>>>>
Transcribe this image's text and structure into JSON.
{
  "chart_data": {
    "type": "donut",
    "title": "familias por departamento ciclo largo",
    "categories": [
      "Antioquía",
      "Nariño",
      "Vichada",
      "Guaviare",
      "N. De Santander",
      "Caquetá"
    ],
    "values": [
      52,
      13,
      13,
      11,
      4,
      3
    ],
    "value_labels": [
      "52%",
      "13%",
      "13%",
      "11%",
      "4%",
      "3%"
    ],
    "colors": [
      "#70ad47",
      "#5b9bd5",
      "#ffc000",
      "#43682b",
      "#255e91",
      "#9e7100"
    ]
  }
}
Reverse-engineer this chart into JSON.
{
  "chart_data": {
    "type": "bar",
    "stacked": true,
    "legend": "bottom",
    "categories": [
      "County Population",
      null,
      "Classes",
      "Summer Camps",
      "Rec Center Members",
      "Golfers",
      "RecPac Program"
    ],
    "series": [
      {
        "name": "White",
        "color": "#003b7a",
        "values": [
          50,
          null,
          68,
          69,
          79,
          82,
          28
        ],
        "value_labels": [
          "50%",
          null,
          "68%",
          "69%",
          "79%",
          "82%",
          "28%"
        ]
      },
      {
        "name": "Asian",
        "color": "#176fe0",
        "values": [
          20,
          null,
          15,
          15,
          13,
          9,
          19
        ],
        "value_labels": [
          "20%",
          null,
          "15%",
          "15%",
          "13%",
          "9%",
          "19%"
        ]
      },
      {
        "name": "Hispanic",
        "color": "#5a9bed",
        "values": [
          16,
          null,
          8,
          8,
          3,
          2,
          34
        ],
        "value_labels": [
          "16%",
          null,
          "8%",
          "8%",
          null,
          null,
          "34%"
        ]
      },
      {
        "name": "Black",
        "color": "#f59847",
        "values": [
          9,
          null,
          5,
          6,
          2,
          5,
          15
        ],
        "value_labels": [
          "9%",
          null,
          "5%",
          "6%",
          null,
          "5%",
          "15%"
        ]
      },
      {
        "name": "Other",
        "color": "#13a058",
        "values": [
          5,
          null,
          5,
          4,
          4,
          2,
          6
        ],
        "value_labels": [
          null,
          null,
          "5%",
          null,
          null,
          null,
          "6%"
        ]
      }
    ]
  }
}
<<<<
>>>>
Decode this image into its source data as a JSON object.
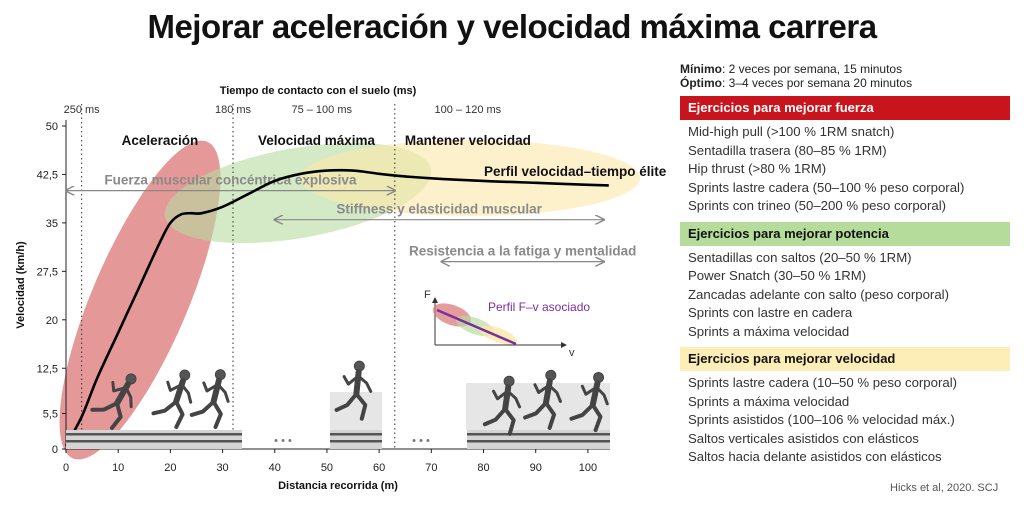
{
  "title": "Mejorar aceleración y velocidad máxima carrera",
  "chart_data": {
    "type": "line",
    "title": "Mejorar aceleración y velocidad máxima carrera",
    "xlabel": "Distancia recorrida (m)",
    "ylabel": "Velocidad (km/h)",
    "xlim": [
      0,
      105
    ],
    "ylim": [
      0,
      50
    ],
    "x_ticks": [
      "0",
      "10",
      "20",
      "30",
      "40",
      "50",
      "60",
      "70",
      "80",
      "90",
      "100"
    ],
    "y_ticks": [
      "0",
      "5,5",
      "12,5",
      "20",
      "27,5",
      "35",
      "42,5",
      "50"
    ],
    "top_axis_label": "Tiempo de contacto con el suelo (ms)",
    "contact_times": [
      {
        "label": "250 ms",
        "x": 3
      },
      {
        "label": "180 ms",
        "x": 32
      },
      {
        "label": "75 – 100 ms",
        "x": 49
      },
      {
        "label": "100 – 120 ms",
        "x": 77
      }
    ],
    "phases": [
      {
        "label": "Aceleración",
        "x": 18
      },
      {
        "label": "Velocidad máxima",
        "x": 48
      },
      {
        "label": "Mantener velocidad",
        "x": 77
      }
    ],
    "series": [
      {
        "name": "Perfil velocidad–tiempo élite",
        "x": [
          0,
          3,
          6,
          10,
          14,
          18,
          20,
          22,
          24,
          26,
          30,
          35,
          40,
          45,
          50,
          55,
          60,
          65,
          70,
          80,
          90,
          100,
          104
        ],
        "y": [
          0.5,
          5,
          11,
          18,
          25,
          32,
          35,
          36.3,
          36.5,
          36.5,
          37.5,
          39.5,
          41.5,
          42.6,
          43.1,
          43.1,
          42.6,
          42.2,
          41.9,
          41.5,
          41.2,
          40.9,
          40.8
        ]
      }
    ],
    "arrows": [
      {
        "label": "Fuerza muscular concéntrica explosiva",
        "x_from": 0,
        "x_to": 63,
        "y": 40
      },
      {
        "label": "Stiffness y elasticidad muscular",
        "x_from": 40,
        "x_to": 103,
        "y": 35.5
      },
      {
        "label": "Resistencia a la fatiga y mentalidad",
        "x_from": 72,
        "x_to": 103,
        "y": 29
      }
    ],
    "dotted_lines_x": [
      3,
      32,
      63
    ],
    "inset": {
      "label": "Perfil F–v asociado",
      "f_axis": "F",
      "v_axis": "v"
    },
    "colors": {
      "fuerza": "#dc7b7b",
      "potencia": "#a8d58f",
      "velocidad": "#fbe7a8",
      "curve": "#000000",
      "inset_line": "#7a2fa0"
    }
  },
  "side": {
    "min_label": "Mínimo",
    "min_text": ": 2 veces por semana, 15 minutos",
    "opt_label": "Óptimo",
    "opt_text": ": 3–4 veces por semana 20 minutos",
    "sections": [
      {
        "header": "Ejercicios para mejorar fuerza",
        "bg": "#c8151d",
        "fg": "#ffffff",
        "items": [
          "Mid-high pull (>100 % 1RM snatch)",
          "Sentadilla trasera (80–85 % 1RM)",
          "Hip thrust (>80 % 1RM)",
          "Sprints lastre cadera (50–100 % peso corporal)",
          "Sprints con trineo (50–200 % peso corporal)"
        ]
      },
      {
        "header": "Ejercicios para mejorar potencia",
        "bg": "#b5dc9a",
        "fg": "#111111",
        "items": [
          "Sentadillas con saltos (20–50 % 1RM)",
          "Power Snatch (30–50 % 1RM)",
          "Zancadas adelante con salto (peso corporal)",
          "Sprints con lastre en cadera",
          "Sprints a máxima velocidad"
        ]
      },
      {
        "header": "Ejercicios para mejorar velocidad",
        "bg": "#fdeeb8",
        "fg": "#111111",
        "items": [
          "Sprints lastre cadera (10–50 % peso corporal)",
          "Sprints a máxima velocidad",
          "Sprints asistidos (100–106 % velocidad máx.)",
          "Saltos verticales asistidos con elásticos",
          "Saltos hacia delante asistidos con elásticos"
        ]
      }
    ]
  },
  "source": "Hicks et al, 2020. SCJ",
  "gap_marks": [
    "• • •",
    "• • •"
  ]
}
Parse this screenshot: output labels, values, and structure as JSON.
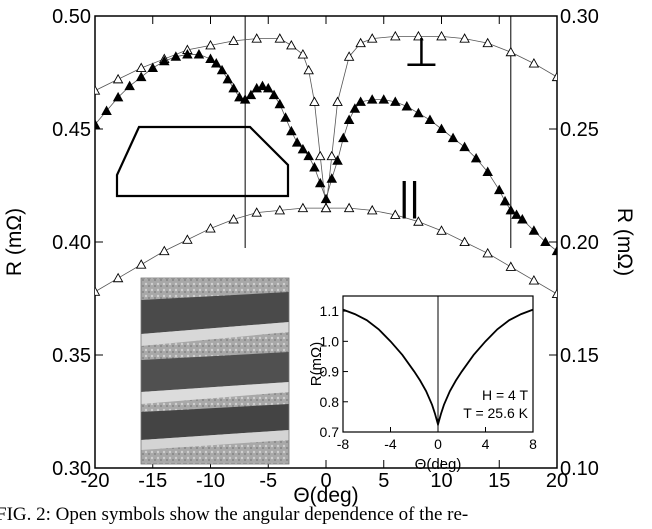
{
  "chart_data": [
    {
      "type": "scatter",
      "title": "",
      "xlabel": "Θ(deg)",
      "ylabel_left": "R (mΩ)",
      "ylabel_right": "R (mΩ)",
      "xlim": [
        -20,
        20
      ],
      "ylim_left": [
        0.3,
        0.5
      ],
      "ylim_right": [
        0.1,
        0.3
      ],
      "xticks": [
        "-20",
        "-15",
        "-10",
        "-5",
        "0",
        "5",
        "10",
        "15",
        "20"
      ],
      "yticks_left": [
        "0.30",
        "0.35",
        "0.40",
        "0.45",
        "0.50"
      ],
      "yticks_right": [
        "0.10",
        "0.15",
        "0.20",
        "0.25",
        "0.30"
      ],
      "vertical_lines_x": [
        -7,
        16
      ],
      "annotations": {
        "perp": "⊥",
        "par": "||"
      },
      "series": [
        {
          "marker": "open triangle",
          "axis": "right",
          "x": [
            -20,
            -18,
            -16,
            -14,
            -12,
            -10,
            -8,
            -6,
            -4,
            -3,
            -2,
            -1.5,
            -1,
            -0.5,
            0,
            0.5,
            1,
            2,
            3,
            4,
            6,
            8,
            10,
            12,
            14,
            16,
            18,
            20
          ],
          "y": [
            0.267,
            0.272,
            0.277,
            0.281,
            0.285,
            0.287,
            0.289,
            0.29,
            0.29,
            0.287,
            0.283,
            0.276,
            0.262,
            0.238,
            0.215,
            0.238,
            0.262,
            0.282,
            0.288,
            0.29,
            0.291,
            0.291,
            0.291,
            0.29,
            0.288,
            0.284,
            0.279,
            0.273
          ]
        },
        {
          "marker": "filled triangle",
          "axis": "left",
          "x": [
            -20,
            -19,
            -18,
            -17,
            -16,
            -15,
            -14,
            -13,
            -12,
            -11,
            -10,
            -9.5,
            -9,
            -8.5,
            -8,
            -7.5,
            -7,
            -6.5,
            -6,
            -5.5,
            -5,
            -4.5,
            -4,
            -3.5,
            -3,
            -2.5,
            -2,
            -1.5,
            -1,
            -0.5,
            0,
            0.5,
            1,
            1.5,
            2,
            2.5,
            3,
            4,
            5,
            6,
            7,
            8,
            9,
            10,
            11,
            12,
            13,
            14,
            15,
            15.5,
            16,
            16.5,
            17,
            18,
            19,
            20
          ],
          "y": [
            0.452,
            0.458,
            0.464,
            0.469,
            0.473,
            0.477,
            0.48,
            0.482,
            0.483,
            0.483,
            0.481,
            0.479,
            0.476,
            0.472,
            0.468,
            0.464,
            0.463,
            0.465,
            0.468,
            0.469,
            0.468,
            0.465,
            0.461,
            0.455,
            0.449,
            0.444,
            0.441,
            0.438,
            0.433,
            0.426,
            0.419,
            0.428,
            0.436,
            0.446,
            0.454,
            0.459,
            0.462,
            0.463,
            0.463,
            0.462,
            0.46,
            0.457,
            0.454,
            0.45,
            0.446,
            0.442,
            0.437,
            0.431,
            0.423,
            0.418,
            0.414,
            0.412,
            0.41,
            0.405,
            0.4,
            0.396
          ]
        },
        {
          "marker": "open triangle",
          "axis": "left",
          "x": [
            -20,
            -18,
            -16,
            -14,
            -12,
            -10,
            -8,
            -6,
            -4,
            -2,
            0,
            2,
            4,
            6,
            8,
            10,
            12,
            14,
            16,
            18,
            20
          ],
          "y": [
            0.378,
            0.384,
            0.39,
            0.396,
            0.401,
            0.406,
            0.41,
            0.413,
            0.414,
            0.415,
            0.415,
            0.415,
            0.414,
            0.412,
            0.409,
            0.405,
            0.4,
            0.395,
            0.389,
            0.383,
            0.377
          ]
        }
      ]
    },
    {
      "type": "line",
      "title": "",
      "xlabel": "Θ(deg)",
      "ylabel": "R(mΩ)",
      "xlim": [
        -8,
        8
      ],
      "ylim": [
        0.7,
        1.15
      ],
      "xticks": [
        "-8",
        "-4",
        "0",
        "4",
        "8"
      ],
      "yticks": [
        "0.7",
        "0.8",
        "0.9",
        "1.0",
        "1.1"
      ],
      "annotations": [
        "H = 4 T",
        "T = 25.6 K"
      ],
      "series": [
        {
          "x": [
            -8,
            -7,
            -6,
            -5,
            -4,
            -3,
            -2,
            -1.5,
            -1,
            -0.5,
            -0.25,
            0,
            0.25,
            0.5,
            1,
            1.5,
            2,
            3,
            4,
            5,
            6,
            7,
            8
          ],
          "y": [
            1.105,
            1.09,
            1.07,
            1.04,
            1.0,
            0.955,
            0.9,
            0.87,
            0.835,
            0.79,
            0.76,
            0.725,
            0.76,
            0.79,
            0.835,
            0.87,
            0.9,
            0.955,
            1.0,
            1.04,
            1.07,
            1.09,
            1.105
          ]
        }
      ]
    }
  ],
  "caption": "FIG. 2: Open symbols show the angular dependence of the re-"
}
<<<<
>>>>
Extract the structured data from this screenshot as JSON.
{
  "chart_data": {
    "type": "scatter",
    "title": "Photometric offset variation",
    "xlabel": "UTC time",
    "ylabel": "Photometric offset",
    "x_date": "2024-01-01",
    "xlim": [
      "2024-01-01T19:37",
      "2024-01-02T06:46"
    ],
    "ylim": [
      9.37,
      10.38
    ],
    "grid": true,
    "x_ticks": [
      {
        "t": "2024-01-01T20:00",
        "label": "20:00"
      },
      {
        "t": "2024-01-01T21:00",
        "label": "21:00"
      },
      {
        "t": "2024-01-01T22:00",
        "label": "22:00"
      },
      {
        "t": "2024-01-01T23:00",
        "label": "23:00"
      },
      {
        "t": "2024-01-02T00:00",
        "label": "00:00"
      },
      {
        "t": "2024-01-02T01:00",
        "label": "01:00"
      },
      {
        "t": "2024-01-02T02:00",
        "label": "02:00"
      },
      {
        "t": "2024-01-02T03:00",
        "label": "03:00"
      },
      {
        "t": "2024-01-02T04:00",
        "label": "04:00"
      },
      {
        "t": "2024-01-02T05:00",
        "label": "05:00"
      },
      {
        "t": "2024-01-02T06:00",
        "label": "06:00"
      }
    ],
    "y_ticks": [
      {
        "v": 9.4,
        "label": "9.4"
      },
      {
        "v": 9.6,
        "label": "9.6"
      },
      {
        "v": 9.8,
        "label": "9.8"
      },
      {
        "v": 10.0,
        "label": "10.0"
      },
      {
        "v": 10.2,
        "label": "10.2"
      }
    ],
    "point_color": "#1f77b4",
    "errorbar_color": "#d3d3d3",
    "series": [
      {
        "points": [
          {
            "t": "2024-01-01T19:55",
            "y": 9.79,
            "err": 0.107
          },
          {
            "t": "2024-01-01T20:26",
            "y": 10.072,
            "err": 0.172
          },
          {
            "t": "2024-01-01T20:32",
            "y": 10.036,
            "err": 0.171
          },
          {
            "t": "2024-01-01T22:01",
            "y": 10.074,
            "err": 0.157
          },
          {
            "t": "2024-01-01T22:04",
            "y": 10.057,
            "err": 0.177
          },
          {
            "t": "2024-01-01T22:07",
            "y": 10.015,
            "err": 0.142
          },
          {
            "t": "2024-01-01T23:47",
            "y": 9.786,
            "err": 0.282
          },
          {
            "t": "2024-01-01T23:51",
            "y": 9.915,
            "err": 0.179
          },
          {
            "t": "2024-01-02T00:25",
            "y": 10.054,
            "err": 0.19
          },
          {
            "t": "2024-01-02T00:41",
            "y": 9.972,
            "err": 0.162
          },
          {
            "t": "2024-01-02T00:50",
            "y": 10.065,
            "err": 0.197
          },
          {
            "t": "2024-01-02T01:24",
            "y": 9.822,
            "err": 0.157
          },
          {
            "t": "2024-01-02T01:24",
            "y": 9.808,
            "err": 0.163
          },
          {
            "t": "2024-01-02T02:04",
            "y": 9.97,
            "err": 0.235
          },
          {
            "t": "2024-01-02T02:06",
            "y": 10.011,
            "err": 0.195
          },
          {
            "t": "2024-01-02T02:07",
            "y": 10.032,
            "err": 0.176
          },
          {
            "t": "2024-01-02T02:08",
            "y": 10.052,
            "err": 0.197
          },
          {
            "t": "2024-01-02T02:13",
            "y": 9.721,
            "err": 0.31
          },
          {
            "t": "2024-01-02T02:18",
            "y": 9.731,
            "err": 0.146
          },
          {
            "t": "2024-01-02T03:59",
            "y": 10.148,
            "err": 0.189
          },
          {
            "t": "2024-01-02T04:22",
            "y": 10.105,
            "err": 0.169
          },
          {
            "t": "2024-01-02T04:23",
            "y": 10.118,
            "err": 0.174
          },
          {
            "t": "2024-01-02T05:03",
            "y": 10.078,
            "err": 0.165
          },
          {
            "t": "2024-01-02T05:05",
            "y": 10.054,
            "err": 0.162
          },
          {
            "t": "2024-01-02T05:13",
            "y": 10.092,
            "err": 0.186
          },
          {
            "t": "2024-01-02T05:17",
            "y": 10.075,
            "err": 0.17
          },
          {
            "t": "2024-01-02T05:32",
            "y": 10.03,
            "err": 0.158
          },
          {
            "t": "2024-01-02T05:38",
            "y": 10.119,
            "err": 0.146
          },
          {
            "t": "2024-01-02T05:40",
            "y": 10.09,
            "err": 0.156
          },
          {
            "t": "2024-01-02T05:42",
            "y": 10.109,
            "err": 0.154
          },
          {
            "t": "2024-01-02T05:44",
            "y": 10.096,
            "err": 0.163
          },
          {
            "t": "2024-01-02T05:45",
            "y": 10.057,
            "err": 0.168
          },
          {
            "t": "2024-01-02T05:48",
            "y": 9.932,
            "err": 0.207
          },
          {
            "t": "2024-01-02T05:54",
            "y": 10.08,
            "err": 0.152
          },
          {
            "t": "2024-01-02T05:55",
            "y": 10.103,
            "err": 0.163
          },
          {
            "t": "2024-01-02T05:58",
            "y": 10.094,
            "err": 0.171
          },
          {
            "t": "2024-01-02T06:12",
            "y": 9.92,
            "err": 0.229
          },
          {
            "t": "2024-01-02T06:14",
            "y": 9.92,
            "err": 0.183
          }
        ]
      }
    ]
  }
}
<<<<
What this task involves. Report how many lines of the listing above include the word "screenshot". Say nothing but the number.

Result of this task. 2